___ Supplied material ___

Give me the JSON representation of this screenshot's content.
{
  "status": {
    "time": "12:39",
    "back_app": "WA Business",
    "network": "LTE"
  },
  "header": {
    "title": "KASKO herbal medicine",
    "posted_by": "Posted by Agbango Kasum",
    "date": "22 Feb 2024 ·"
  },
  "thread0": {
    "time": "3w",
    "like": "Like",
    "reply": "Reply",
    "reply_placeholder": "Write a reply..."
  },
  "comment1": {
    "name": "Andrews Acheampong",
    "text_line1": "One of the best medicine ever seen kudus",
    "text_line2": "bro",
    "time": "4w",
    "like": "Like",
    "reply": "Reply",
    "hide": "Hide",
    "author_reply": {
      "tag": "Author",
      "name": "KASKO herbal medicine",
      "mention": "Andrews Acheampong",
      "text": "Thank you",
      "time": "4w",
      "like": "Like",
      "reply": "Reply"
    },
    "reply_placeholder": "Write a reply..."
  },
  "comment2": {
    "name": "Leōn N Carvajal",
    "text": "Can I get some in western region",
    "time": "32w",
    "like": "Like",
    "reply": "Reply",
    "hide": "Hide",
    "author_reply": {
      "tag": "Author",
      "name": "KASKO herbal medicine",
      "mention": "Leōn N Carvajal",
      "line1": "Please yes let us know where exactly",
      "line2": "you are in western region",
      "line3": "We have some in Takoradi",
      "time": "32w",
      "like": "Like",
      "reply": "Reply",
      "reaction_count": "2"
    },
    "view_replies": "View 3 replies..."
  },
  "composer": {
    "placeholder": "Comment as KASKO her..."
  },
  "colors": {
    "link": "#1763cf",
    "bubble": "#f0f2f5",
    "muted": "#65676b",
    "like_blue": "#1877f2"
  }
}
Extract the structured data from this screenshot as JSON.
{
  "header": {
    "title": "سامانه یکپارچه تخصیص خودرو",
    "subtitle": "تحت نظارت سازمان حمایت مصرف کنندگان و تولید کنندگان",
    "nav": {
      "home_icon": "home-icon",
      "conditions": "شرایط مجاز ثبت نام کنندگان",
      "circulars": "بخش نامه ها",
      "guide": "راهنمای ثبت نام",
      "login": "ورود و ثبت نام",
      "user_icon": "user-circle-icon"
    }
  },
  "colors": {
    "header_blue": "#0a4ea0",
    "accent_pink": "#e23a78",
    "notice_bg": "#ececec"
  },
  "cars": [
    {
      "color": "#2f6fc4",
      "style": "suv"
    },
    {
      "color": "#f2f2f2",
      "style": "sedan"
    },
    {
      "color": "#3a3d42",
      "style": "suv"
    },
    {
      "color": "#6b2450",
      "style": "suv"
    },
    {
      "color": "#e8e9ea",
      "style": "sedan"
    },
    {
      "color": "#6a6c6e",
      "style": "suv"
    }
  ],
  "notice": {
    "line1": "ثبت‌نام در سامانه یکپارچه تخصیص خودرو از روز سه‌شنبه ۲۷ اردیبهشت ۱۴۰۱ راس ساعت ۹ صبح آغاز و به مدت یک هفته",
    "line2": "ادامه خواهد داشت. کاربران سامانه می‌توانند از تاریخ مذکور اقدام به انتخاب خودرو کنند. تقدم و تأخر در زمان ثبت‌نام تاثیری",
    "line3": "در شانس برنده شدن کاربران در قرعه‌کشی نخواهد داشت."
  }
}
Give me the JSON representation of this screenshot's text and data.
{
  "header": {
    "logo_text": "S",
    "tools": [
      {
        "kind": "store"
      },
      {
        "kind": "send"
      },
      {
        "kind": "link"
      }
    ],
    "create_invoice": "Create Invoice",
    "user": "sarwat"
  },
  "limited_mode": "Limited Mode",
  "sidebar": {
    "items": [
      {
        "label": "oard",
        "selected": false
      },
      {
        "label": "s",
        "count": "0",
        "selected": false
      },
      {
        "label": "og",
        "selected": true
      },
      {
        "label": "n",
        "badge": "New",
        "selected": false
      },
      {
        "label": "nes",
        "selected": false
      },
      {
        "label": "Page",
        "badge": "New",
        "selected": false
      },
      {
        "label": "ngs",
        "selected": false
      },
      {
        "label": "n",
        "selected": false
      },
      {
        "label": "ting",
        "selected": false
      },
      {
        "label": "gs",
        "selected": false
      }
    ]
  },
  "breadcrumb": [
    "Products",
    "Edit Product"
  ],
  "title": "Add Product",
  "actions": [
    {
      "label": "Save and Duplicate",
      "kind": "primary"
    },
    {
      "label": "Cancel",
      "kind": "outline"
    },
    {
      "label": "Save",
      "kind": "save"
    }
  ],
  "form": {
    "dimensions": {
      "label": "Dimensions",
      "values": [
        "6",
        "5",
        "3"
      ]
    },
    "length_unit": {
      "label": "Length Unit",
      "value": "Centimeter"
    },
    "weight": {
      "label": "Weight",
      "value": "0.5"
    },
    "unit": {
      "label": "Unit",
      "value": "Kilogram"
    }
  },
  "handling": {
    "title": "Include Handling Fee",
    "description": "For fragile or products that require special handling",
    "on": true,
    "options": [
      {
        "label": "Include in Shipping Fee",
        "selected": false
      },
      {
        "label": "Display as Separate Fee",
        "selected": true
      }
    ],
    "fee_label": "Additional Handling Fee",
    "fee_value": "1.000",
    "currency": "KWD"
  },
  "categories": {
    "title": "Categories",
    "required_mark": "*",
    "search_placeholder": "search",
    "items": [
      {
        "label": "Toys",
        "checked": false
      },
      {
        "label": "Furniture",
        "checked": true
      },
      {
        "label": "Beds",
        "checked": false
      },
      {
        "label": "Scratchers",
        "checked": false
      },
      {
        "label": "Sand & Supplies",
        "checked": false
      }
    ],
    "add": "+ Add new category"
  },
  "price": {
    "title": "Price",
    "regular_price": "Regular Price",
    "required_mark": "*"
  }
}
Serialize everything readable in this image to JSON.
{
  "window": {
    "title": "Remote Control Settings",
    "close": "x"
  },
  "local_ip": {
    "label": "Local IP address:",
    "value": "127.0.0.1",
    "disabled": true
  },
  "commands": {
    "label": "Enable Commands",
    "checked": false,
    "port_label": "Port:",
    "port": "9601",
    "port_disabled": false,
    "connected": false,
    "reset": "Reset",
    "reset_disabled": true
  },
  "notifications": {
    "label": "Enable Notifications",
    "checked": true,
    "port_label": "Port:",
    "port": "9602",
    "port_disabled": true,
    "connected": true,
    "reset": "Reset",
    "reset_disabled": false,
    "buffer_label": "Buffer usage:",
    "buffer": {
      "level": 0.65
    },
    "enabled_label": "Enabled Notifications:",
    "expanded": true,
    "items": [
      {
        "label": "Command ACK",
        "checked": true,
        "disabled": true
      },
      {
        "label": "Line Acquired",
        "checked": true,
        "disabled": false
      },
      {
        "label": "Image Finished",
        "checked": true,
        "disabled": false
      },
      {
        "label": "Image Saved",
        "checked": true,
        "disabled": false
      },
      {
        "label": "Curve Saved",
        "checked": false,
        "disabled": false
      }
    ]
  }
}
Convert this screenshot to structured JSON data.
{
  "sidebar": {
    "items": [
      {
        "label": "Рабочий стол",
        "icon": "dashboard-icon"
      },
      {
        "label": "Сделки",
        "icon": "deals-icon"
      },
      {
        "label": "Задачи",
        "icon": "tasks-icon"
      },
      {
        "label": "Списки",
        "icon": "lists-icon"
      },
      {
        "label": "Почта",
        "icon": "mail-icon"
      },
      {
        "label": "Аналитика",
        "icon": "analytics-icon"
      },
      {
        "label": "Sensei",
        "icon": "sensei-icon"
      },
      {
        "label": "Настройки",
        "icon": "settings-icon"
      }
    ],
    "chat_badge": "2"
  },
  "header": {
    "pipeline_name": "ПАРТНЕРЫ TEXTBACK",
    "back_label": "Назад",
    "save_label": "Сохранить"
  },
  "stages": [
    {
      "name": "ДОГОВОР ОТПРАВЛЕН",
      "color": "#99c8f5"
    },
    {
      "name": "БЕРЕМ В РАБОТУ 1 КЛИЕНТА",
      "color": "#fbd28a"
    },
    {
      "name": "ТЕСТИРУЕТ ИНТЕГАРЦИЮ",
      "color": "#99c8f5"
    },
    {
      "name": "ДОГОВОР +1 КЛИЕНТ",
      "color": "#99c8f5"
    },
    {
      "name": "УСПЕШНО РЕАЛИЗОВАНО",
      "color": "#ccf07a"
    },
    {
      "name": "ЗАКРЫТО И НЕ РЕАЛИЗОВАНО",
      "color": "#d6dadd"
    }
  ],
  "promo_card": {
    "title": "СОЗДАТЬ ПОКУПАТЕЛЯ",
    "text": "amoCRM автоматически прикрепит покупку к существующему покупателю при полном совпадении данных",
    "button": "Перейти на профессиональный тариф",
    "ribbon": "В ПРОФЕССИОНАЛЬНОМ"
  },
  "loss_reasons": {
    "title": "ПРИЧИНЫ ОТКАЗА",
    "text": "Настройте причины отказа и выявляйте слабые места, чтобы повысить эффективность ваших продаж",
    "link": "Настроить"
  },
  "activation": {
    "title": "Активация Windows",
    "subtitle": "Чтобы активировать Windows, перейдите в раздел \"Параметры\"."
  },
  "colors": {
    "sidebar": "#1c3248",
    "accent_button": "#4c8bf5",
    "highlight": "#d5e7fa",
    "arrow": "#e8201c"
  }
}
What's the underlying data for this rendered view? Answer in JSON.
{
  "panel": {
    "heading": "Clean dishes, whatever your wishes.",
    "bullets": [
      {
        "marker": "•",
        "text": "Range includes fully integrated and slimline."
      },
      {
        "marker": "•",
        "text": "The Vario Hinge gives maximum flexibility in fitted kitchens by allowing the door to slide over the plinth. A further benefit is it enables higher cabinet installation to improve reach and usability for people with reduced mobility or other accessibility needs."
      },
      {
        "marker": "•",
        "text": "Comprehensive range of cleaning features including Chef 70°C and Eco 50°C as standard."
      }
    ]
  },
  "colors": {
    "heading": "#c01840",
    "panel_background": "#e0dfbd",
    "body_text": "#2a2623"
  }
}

___

Problem to solve: List all lines in the material containing the string "Saved".

Exercise solution:
        "label": "Image Saved",
        "label": "Curve Saved",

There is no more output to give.